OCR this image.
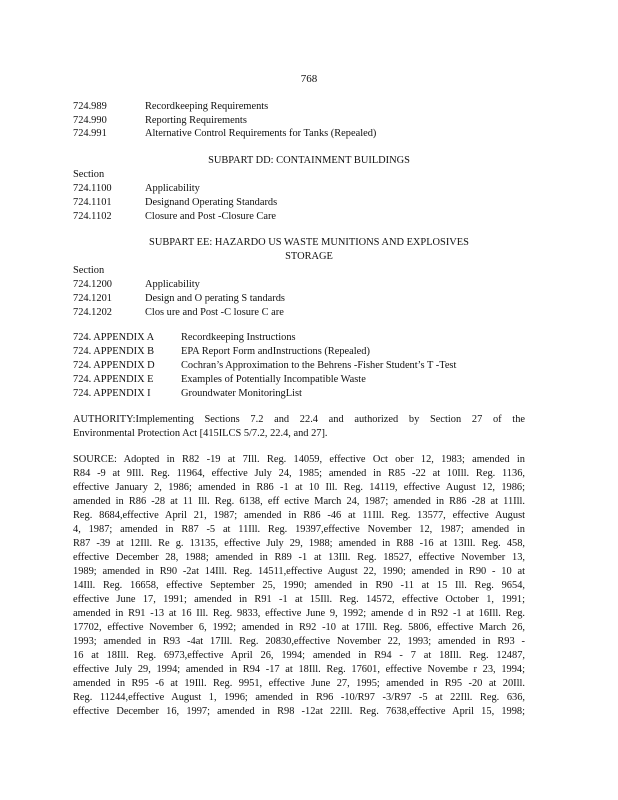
768
724.989	Recordkeeping Requirements
724.990	Reporting Requirements
724.991	Alternative Control Requirements for Tanks (Repealed)
SUBPART DD: CONTAINMENT BUILDINGS
Section
724.1100	Applicability
724.1101	Designand Operating Standards
724.1102	Closure and Post -Closure Care
SUBPART EE: HAZARDO US WASTE MUNITIONS AND EXPLOSIVES
STORAGE
Section
724.1200	Applicability
724.1201	Design and O perating S tandards
724.1202	Clos ure and Post -C losure C are
724. APPENDIX A	Recordkeeping Instructions
724. APPENDIX B	EPA Report Form andInstructions (Repealed)
724. APPENDIX D	Cochran’s Approximation to the Behrens -Fisher Student’s T -Test
724. APPENDIX E	Examples of Potentially Incompatible Waste
724. APPENDIX I	Groundwater MonitoringList
AUTHORITY:Implementing Sections 7.2 and 22.4 and authorized by Section 27 of the
Environmental Protection Act [415ILCS 5/7.2, 22.4, and 27].
SOURCE: Adopted in R82 -19 at 7Ill. Reg. 14059, effective Oct ober 12, 1983; amended in
R84 -9 at 9Ill. Reg. 11964, effective July 24, 1985; amended in R85 -22 at 10Ill. Reg. 1136,
effective January 2, 1986; amended in R86 -1 at 10 Ill. Reg. 14119, effective August 12, 1986;
amended in R86 -28 at 11 Ill. Reg. 6138, eff ective March 24, 1987; amended in R86 -28 at 11Ill.
Reg. 8684,effective April 21, 1987; amended in R86 -46 at 11Ill. Reg. 13577, effective August
4, 1987; amended in R87 -5 at 11Ill. Reg. 19397,effective November 12, 1987; amended in
R87 -39 at 12Ill. Re g. 13135, effective July 29, 1988; amended in R88 -16 at 13Ill. Reg. 458,
effective December 28, 1988; amended in R89 -1 at 13Ill. Reg. 18527, effective November 13,
1989; amended in R90 -2at 14Ill. Reg. 14511,effective August 22, 1990; amended in R90 - 10 at
14Ill. Reg. 16658, effective September 25, 1990; amended in R90 -11 at 15 Ill. Reg. 9654,
effective June 17, 1991; amended in R91 -1 at 15Ill. Reg. 14572, effective October 1, 1991;
amended in R91 -13 at 16 Ill. Reg. 9833, effective June 9, 1992; amende d in R92 -1 at 16Ill. Reg.
17702, effective November 6, 1992; amended in R92 -10 at 17Ill. Reg. 5806, effective March 26,
1993; amended in R93 -4at 17Ill. Reg. 20830,effective November 22, 1993; amended in R93 -
16 at 18Ill. Reg. 6973,effective April 26, 1994; amended in R94 - 7 at 18Ill. Reg. 12487,
effective July 29, 1994; amended in R94 -17 at 18Ill. Reg. 17601, effective Novembe r 23, 1994;
amended in R95 -6 at 19Ill. Reg. 9951, effective June 27, 1995; amended in R95 -20 at 20Ill.
Reg. 11244,effective August 1, 1996; amended in R96 -10/R97 -3/R97 -5 at 22Ill. Reg. 636,
effective December 16, 1997; amended in R98 -12at 22Ill. Reg. 7638,effective April 15, 1998;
┄┄┄┄┄┄
(Instructions for the task): From the entries above, copy every line where the word "December" shows up.

(Answer for the task):
effective December 28, 1988; amended in R89 -1 at 13Ill. Reg. 18527, effective November 13,
effective December 16, 1997; amended in R98 -12at 22Ill. Reg. 7638,effective April 15, 1998;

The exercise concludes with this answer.